Supplied entries:
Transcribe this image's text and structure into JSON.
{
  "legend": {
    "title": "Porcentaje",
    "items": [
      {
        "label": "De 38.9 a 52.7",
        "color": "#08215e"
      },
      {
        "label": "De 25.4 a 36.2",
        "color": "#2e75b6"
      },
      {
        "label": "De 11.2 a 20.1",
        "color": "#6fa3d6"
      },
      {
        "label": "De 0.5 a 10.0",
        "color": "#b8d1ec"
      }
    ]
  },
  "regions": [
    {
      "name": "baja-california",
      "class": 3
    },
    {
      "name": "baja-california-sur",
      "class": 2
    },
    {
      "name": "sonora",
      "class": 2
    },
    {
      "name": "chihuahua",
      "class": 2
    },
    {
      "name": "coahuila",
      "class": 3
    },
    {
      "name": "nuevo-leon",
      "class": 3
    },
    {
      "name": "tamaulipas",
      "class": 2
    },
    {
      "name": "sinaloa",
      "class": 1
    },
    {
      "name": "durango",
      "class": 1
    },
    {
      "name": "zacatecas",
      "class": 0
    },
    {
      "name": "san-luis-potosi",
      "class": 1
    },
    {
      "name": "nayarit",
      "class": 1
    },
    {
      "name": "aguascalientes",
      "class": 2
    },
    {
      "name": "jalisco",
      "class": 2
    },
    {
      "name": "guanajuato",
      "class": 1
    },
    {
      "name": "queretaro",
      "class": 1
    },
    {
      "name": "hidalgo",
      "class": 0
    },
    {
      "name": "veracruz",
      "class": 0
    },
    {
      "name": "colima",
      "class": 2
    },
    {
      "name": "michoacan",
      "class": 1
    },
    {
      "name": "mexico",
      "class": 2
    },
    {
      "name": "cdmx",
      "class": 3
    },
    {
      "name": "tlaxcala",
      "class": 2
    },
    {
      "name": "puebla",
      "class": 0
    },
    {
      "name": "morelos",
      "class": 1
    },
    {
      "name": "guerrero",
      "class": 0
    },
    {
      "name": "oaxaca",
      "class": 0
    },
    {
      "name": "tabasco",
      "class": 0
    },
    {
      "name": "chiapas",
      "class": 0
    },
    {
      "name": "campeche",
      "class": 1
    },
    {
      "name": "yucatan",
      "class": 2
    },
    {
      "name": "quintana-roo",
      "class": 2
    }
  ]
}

Written problem: Find the word "color" and list each line it appears in.

Task answer:
        "color": "#08215e"
        "color": "#2e75b6"
        "color": "#6fa3d6"
        "color": "#b8d1ec"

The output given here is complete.